## Records for this exercise
>>>
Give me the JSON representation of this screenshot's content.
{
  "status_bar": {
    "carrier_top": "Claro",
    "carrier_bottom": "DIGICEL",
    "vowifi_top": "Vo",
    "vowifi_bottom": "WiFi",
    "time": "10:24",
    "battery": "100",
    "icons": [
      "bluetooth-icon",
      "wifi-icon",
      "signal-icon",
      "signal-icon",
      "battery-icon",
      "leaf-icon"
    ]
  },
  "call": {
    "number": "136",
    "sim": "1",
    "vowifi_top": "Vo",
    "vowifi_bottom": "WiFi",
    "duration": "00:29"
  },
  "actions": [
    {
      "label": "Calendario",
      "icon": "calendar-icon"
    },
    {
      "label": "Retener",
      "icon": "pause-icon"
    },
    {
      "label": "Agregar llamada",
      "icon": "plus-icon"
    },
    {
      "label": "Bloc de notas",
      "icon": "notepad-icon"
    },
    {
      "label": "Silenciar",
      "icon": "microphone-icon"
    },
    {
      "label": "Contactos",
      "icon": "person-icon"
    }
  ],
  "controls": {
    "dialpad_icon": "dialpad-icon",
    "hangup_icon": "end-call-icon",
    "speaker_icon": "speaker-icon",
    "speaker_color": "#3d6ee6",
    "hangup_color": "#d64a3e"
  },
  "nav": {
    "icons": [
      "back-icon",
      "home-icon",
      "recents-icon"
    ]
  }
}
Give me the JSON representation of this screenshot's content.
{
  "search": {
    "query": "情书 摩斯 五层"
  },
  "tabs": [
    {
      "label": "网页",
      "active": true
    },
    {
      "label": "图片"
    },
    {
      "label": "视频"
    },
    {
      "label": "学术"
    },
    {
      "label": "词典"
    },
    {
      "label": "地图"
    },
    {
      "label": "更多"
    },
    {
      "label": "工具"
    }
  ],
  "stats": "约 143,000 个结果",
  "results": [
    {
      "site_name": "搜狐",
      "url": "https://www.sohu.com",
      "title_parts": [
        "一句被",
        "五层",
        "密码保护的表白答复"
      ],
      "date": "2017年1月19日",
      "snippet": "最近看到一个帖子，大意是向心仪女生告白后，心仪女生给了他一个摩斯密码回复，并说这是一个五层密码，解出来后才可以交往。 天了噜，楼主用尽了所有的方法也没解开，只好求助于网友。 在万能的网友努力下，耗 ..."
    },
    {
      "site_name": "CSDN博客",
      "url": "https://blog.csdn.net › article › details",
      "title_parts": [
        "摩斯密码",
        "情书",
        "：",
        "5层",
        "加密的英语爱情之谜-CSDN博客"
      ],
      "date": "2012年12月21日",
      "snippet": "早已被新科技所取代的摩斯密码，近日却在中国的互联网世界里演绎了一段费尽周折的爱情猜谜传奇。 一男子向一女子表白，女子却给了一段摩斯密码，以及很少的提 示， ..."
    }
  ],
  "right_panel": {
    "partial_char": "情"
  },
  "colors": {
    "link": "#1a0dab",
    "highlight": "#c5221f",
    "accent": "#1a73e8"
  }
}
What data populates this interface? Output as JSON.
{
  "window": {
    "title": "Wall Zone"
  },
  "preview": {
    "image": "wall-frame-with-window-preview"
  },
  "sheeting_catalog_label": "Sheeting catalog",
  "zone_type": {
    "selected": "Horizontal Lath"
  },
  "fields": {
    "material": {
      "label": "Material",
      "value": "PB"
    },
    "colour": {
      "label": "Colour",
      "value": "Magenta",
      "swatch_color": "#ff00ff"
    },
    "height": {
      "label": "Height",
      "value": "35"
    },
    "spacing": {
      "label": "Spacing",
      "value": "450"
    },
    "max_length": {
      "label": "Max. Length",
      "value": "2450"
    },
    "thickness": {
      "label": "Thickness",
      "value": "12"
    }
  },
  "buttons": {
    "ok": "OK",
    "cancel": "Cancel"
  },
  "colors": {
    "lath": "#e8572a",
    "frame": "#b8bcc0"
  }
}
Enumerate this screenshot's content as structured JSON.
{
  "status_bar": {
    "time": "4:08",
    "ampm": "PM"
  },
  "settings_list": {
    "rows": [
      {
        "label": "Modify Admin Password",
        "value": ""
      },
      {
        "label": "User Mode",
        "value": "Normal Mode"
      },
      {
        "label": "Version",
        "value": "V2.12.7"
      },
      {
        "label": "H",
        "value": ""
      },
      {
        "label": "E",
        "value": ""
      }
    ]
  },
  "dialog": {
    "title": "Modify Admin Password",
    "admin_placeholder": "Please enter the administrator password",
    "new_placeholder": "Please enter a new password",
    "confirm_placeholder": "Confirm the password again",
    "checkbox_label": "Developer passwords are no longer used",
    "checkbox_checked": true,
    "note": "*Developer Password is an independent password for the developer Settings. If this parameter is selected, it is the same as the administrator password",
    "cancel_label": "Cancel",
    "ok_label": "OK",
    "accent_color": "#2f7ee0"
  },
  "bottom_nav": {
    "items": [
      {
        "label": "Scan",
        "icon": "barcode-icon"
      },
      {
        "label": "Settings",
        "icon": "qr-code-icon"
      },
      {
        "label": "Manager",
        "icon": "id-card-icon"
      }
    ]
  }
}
<<<
Extract each entry in full, exactly as given.

## Correct output
Give me the JSON representation of this screenshot's content.
{
  "status_bar": {
    "carrier_top": "Claro",
    "carrier_bottom": "DIGICEL",
    "vowifi_top": "Vo",
    "vowifi_bottom": "WiFi",
    "time": "10:24",
    "battery": "100",
    "icons": [
      "bluetooth-icon",
      "wifi-icon",
      "signal-icon",
      "signal-icon",
      "battery-icon",
      "leaf-icon"
    ]
  },
  "call": {
    "number": "136",
    "sim": "1",
    "vowifi_top": "Vo",
    "vowifi_bottom": "WiFi",
    "duration": "00:29"
  },
  "actions": [
    {
      "label": "Calendario",
      "icon": "calendar-icon"
    },
    {
      "label": "Retener",
      "icon": "pause-icon"
    },
    {
      "label": "Agregar llamada",
      "icon": "plus-icon"
    },
    {
      "label": "Bloc de notas",
      "icon": "notepad-icon"
    },
    {
      "label": "Silenciar",
      "icon": "microphone-icon"
    },
    {
      "label": "Contactos",
      "icon": "person-icon"
    }
  ],
  "controls": {
    "dialpad_icon": "dialpad-icon",
    "hangup_icon": "end-call-icon",
    "speaker_icon": "speaker-icon",
    "speaker_color": "#3d6ee6",
    "hangup_color": "#d64a3e"
  },
  "nav": {
    "icons": [
      "back-icon",
      "home-icon",
      "recents-icon"
    ]
  }
}
Give me the JSON representation of this screenshot's content.
{
  "search": {
    "query": "情书 摩斯 五层"
  },
  "tabs": [
    {
      "label": "网页",
      "active": true
    },
    {
      "label": "图片"
    },
    {
      "label": "视频"
    },
    {
      "label": "学术"
    },
    {
      "label": "词典"
    },
    {
      "label": "地图"
    },
    {
      "label": "更多"
    },
    {
      "label": "工具"
    }
  ],
  "stats": "约 143,000 个结果",
  "results": [
    {
      "site_name": "搜狐",
      "url": "https://www.sohu.com",
      "title_parts": [
        "一句被",
        "五层",
        "密码保护的表白答复"
      ],
      "date": "2017年1月19日",
      "snippet": "最近看到一个帖子，大意是向心仪女生告白后，心仪女生给了他一个摩斯密码回复，并说这是一个五层密码，解出来后才可以交往。 天了噜，楼主用尽了所有的方法也没解开，只好求助于网友。 在万能的网友努力下，耗 ..."
    },
    {
      "site_name": "CSDN博客",
      "url": "https://blog.csdn.net › article › details",
      "title_parts": [
        "摩斯密码",
        "情书",
        "：",
        "5层",
        "加密的英语爱情之谜-CSDN博客"
      ],
      "date": "2012年12月21日",
      "snippet": "早已被新科技所取代的摩斯密码，近日却在中国的互联网世界里演绎了一段费尽周折的爱情猜谜传奇。 一男子向一女子表白，女子却给了一段摩斯密码，以及很少的提 示， ..."
    }
  ],
  "right_panel": {
    "partial_char": "情"
  },
  "colors": {
    "link": "#1a0dab",
    "highlight": "#c5221f",
    "accent": "#1a73e8"
  }
}
What data populates this interface? Output as JSON.
{
  "window": {
    "title": "Wall Zone"
  },
  "preview": {
    "image": "wall-frame-with-window-preview"
  },
  "sheeting_catalog_label": "Sheeting catalog",
  "zone_type": {
    "selected": "Horizontal Lath"
  },
  "fields": {
    "material": {
      "label": "Material",
      "value": "PB"
    },
    "colour": {
      "label": "Colour",
      "value": "Magenta",
      "swatch_color": "#ff00ff"
    },
    "height": {
      "label": "Height",
      "value": "35"
    },
    "spacing": {
      "label": "Spacing",
      "value": "450"
    },
    "max_length": {
      "label": "Max. Length",
      "value": "2450"
    },
    "thickness": {
      "label": "Thickness",
      "value": "12"
    }
  },
  "buttons": {
    "ok": "OK",
    "cancel": "Cancel"
  },
  "colors": {
    "lath": "#e8572a",
    "frame": "#b8bcc0"
  }
}
Enumerate this screenshot's content as structured JSON.
{
  "status_bar": {
    "time": "4:08",
    "ampm": "PM"
  },
  "settings_list": {
    "rows": [
      {
        "label": "Modify Admin Password",
        "value": ""
      },
      {
        "label": "User Mode",
        "value": "Normal Mode"
      },
      {
        "label": "Version",
        "value": "V2.12.7"
      },
      {
        "label": "H",
        "value": ""
      },
      {
        "label": "E",
        "value": ""
      }
    ]
  },
  "dialog": {
    "title": "Modify Admin Password",
    "admin_placeholder": "Please enter the administrator password",
    "new_placeholder": "Please enter a new password",
    "confirm_placeholder": "Confirm the password again",
    "checkbox_label": "Developer passwords are no longer used",
    "checkbox_checked": true,
    "note": "*Developer Password is an independent password for the developer Settings. If this parameter is selected, it is the same as the administrator password",
    "cancel_label": "Cancel",
    "ok_label": "OK",
    "accent_color": "#2f7ee0"
  },
  "bottom_nav": {
    "items": [
      {
        "label": "Scan",
        "icon": "barcode-icon"
      },
      {
        "label": "Settings",
        "icon": "qr-code-icon"
      },
      {
        "label": "Manager",
        "icon": "id-card-icon"
      }
    ]
  }
}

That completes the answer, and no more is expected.